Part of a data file
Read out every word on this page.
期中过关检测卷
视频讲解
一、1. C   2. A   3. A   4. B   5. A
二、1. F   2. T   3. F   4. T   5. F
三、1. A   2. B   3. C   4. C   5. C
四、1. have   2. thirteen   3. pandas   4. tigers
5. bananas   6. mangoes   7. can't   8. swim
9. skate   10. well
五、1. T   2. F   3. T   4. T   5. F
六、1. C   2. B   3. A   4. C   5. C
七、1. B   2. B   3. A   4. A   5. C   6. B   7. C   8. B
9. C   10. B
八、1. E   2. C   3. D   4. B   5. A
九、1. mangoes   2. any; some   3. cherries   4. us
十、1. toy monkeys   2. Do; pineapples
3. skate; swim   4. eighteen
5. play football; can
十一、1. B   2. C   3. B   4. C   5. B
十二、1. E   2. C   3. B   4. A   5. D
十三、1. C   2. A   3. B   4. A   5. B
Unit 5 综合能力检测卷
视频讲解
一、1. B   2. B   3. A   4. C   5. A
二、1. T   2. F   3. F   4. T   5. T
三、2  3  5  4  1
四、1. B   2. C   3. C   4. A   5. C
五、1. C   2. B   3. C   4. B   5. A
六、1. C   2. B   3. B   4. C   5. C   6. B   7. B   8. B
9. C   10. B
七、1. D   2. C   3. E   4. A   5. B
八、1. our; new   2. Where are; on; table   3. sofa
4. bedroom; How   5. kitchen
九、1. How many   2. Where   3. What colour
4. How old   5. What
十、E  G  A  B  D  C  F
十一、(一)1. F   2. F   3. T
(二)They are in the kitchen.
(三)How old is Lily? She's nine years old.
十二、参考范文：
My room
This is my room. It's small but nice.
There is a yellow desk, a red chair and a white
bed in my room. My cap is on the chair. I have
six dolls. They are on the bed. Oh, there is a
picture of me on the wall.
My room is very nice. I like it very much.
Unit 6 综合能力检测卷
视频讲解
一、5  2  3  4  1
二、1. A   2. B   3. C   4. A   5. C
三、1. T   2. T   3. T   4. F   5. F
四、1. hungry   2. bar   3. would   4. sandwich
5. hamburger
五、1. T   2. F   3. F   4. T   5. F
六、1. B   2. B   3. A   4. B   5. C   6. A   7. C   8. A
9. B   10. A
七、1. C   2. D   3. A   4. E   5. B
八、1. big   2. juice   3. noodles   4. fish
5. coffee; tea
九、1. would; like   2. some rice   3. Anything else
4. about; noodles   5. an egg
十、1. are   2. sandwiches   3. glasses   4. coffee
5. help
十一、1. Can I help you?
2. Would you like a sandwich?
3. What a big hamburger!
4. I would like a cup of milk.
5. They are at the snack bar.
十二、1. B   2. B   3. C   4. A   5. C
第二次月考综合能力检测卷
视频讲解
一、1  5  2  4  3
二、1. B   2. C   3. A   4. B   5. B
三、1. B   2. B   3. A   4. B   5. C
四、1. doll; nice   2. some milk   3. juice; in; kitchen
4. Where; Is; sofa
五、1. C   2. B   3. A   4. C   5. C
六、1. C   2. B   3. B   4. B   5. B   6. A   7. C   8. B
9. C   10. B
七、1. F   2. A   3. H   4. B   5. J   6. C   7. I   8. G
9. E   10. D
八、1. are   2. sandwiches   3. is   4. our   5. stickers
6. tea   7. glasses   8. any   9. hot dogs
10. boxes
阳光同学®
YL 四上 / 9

THE TASK: Write out every record, exactly as written.

SOLUTION TO THIS PROBLEM:
Read out every word on this page.
期中过关检测卷
视频讲解
一、1. C   2. A   3. A   4. B   5. A
二、1. F   2. T   3. F   4. T   5. F
三、1. A   2. B   3. C   4. C   5. C
四、1. have   2. thirteen   3. pandas   4. tigers
5. bananas   6. mangoes   7. can't   8. swim
9. skate   10. well
五、1. T   2. F   3. T   4. T   5. F
六、1. C   2. B   3. A   4. C   5. C
七、1. B   2. B   3. A   4. A   5. C   6. B   7. C   8. B
9. C   10. B
八、1. E   2. C   3. D   4. B   5. A
九、1. mangoes   2. any; some   3. cherries   4. us
十、1. toy monkeys   2. Do; pineapples
3. skate; swim   4. eighteen
5. play football; can
十一、1. B   2. C   3. B   4. C   5. B
十二、1. E   2. C   3. B   4. A   5. D
十三、1. C   2. A   3. B   4. A   5. B
Unit 5 综合能力检测卷
视频讲解
一、1. B   2. B   3. A   4. C   5. A
二、1. T   2. F   3. F   4. T   5. T
三、2  3  5  4  1
四、1. B   2. C   3. C   4. A   5. C
五、1. C   2. B   3. C   4. B   5. A
六、1. C   2. B   3. B   4. C   5. C   6. B   7. B   8. B
9. C   10. B
七、1. D   2. C   3. E   4. A   5. B
八、1. our; new   2. Where are; on; table   3. sofa
4. bedroom; How   5. kitchen
九、1. How many   2. Where   3. What colour
4. How old   5. What
十、E  G  A  B  D  C  F
十一、(一)1. F   2. F   3. T
(二)They are in the kitchen.
(三)How old is Lily? She's nine years old.
十二、参考范文：
My room
This is my room. It's small but nice.
There is a yellow desk, a red chair and a white
bed in my room. My cap is on the chair. I have
six dolls. They are on the bed. Oh, there is a
picture of me on the wall.
My room is very nice. I like it very much.
Unit 6 综合能力检测卷
视频讲解
一、5  2  3  4  1
二、1. A   2. B   3. C   4. A   5. C
三、1. T   2. T   3. T   4. F   5. F
四、1. hungry   2. bar   3. would   4. sandwich
5. hamburger
五、1. T   2. F   3. F   4. T   5. F
六、1. B   2. B   3. A   4. B   5. C   6. A   7. C   8. A
9. B   10. A
七、1. C   2. D   3. A   4. E   5. B
八、1. big   2. juice   3. noodles   4. fish
5. coffee; tea
九、1. would; like   2. some rice   3. Anything else
4. about; noodles   5. an egg
十、1. are   2. sandwiches   3. glasses   4. coffee
5. help
十一、1. Can I help you?
2. Would you like a sandwich?
3. What a big hamburger!
4. I would like a cup of milk.
5. They are at the snack bar.
十二、1. B   2. B   3. C   4. A   5. C
第二次月考综合能力检测卷
视频讲解
一、1  5  2  4  3
二、1. B   2. C   3. A   4. B   5. B
三、1. B   2. B   3. A   4. B   5. C
四、1. doll; nice   2. some milk   3. juice; in; kitchen
4. Where; Is; sofa
五、1. C   2. B   3. A   4. C   5. C
六、1. C   2. B   3. B   4. B   5. B   6. A   7. C   8. B
9. C   10. B
七、1. F   2. A   3. H   4. B   5. J   6. C   7. I   8. G
9. E   10. D
八、1. are   2. sandwiches   3. is   4. our   5. stickers
6. tea   7. glasses   8. any   9. hot dogs
10. boxes
阳光同学®
YL 四上 / 9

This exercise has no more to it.